-- RECORDS TO USE --
------------------------

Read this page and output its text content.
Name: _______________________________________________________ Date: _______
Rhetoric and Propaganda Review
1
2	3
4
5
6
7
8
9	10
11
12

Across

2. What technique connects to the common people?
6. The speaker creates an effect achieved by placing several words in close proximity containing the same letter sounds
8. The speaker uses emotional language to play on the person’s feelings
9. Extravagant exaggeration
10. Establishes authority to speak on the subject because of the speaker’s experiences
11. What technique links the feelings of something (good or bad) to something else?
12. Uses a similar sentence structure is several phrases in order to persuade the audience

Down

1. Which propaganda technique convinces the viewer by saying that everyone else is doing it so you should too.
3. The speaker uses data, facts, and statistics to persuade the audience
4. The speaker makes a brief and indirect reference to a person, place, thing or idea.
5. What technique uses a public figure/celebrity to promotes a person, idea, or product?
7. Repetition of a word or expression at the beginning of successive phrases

------------------------

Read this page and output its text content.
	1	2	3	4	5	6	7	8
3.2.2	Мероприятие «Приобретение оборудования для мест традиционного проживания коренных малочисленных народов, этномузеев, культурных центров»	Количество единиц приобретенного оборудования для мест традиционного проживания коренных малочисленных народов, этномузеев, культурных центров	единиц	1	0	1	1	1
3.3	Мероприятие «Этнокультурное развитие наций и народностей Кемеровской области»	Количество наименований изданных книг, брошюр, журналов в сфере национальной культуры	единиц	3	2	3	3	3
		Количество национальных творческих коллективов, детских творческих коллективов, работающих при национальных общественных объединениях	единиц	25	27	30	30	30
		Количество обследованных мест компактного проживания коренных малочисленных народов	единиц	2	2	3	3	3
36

------------------------

Where a line holds "проживания", copy it out.

3.2.2	Мероприятие «Приобретение оборудования для мест традиционного проживания коренных малочисленных народов, этномузеев, культурных центров»	Количество единиц приобретенного оборудования для мест традиционного проживания коренных малочисленных народов, этномузеев, культурных центров	единиц	1	0	1	1	1
		Количество обследованных мест компактного проживания коренных малочисленных народов	единиц	2	2	3	3	3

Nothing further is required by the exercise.